[Exercise objective]
Every line that contains the word "bank" should be copied out.

[Extracted records]
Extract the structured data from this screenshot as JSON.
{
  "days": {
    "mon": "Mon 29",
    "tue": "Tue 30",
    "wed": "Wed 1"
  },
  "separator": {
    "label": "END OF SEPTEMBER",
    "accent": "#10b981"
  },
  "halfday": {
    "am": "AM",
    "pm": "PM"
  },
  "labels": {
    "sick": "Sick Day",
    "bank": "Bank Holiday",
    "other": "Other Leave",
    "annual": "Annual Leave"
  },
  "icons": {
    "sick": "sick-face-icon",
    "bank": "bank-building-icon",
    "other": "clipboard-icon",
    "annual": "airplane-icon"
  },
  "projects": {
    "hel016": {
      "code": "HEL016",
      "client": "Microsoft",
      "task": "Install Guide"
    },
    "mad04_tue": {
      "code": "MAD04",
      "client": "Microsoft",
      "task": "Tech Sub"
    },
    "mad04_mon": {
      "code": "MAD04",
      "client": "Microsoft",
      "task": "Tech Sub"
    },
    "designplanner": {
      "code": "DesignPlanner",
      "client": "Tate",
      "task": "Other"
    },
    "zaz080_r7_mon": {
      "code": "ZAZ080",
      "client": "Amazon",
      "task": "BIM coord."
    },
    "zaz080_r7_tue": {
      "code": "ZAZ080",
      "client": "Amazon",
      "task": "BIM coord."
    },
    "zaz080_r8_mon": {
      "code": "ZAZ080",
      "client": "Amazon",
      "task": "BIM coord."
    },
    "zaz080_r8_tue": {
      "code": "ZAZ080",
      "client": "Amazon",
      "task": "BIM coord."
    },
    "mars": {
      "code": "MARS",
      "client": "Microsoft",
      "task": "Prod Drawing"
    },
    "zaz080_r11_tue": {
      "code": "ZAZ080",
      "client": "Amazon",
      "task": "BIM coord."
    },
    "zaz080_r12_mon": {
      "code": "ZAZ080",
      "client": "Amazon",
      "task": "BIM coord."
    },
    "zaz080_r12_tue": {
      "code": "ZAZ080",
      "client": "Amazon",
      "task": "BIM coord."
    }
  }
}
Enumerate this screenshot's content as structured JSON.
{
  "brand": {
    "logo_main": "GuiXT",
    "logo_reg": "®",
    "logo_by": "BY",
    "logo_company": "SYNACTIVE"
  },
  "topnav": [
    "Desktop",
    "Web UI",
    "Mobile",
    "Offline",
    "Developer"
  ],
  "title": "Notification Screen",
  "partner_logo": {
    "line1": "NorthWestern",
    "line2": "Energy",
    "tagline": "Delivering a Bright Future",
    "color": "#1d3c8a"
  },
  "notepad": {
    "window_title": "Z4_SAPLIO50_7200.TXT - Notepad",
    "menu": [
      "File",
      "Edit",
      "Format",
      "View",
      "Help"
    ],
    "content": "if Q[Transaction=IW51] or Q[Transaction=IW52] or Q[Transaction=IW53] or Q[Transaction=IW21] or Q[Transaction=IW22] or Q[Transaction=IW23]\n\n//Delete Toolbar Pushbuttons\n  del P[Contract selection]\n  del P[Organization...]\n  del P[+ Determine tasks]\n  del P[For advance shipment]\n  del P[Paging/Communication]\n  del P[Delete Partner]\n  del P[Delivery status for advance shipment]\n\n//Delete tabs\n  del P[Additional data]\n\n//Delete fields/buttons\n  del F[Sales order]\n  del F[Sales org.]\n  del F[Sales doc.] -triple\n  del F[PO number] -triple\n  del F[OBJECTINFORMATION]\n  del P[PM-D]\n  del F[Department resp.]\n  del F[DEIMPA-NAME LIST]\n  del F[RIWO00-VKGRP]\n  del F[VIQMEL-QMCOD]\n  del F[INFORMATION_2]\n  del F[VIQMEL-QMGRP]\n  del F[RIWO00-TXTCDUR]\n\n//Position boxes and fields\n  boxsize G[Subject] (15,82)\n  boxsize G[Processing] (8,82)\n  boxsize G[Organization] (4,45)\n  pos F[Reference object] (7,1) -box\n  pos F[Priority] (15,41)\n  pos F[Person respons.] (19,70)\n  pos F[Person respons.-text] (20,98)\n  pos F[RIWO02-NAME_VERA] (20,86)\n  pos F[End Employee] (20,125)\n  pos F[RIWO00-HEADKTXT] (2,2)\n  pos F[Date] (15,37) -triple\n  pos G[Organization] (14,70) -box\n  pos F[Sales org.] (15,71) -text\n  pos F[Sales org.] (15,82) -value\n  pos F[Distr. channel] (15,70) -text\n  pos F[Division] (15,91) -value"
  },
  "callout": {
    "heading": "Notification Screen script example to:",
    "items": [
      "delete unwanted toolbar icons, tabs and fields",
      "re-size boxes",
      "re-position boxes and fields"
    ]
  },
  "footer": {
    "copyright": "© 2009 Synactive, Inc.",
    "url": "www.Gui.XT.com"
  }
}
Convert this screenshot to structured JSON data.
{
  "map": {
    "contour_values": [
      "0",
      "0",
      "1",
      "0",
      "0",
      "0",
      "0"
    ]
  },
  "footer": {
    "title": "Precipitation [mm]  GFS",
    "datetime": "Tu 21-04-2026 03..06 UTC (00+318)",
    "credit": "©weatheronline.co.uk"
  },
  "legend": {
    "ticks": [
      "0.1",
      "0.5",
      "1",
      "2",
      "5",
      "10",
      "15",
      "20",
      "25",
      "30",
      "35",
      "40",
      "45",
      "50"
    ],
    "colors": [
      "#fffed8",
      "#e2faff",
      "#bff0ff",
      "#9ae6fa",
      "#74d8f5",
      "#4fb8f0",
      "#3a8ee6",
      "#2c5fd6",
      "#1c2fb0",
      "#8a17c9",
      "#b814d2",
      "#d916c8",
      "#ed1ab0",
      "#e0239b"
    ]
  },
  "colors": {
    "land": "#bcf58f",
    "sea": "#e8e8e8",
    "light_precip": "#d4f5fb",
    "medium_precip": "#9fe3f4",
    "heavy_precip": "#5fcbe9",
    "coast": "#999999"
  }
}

[Reply]
    "bank": "Bank Holiday",
    "bank": "bank-building-icon",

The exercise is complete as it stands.